_Set task:_ Skip the pictures. Transcribe the rest of the data below without changing a word.

_Excerpted data:_
....
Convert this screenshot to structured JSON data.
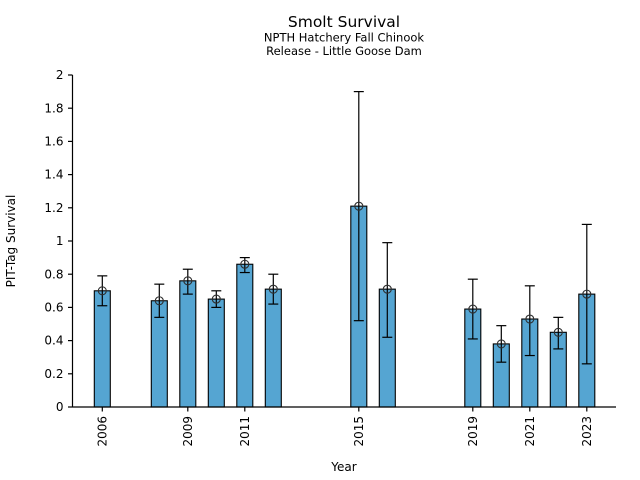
{
  "figure": {
    "background": "#ffffff"
  },
  "chart_data": {
    "type": "bar",
    "title": "Smolt Survival",
    "subtitle": [
      "NPTH Hatchery Fall Chinook",
      "Release - Little Goose Dam"
    ],
    "xlabel": "Year",
    "ylabel": "PIT-Tag Survival",
    "ylim": [
      0,
      2
    ],
    "ytick_step": 0.2,
    "yticks": [
      0,
      0.2,
      0.4,
      0.6,
      0.8,
      1,
      1.2,
      1.4,
      1.6,
      1.8,
      2
    ],
    "xticks": [
      2006,
      2009,
      2011,
      2015,
      2019,
      2021,
      2023
    ],
    "grid": false,
    "legend": "none",
    "bar_color": "#55a5d2",
    "bar_edge_color": "#000000",
    "errorbar_color": "#000000",
    "marker": "open-circle",
    "marker_edge_color": "#2f2f2f",
    "series": [
      {
        "name": "PIT-Tag Survival",
        "points": [
          {
            "year": 2006,
            "value": 0.7,
            "err_lo": 0.61,
            "err_hi": 0.79
          },
          {
            "year": 2008,
            "value": 0.64,
            "err_lo": 0.54,
            "err_hi": 0.74
          },
          {
            "year": 2009,
            "value": 0.76,
            "err_lo": 0.68,
            "err_hi": 0.83
          },
          {
            "year": 2010,
            "value": 0.65,
            "err_lo": 0.6,
            "err_hi": 0.7
          },
          {
            "year": 2011,
            "value": 0.86,
            "err_lo": 0.81,
            "err_hi": 0.9
          },
          {
            "year": 2012,
            "value": 0.71,
            "err_lo": 0.62,
            "err_hi": 0.8
          },
          {
            "year": 2015,
            "value": 1.21,
            "err_lo": 0.52,
            "err_hi": 1.9
          },
          {
            "year": 2016,
            "value": 0.71,
            "err_lo": 0.42,
            "err_hi": 0.99
          },
          {
            "year": 2019,
            "value": 0.59,
            "err_lo": 0.41,
            "err_hi": 0.77
          },
          {
            "year": 2020,
            "value": 0.38,
            "err_lo": 0.27,
            "err_hi": 0.49
          },
          {
            "year": 2021,
            "value": 0.53,
            "err_lo": 0.31,
            "err_hi": 0.73
          },
          {
            "year": 2022,
            "value": 0.45,
            "err_lo": 0.35,
            "err_hi": 0.54
          },
          {
            "year": 2023,
            "value": 0.68,
            "err_lo": 0.26,
            "err_hi": 1.1
          }
        ]
      }
    ]
  }
}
....
_The answer:_
Convert this screenshot to structured JSON data.
{
  "figure": {
    "background": "#ffffff"
  },
  "chart_data": {
    "type": "bar",
    "title": "Smolt Survival",
    "subtitle": [
      "NPTH Hatchery Fall Chinook",
      "Release - Little Goose Dam"
    ],
    "xlabel": "Year",
    "ylabel": "PIT-Tag Survival",
    "ylim": [
      0,
      2
    ],
    "ytick_step": 0.2,
    "yticks": [
      0,
      0.2,
      0.4,
      0.6,
      0.8,
      1,
      1.2,
      1.4,
      1.6,
      1.8,
      2
    ],
    "xticks": [
      2006,
      2009,
      2011,
      2015,
      2019,
      2021,
      2023
    ],
    "grid": false,
    "legend": "none",
    "bar_color": "#55a5d2",
    "bar_edge_color": "#000000",
    "errorbar_color": "#000000",
    "marker": "open-circle",
    "marker_edge_color": "#2f2f2f",
    "series": [
      {
        "name": "PIT-Tag Survival",
        "points": [
          {
            "year": 2006,
            "value": 0.7,
            "err_lo": 0.61,
            "err_hi": 0.79
          },
          {
            "year": 2008,
            "value": 0.64,
            "err_lo": 0.54,
            "err_hi": 0.74
          },
          {
            "year": 2009,
            "value": 0.76,
            "err_lo": 0.68,
            "err_hi": 0.83
          },
          {
            "year": 2010,
            "value": 0.65,
            "err_lo": 0.6,
            "err_hi": 0.7
          },
          {
            "year": 2011,
            "value": 0.86,
            "err_lo": 0.81,
            "err_hi": 0.9
          },
          {
            "year": 2012,
            "value": 0.71,
            "err_lo": 0.62,
            "err_hi": 0.8
          },
          {
            "year": 2015,
            "value": 1.21,
            "err_lo": 0.52,
            "err_hi": 1.9
          },
          {
            "year": 2016,
            "value": 0.71,
            "err_lo": 0.42,
            "err_hi": 0.99
          },
          {
            "year": 2019,
            "value": 0.59,
            "err_lo": 0.41,
            "err_hi": 0.77
          },
          {
            "year": 2020,
            "value": 0.38,
            "err_lo": 0.27,
            "err_hi": 0.49
          },
          {
            "year": 2021,
            "value": 0.53,
            "err_lo": 0.31,
            "err_hi": 0.73
          },
          {
            "year": 2022,
            "value": 0.45,
            "err_lo": 0.35,
            "err_hi": 0.54
          },
          {
            "year": 2023,
            "value": 0.68,
            "err_lo": 0.26,
            "err_hi": 1.1
          }
        ]
      }
    ]
  }
}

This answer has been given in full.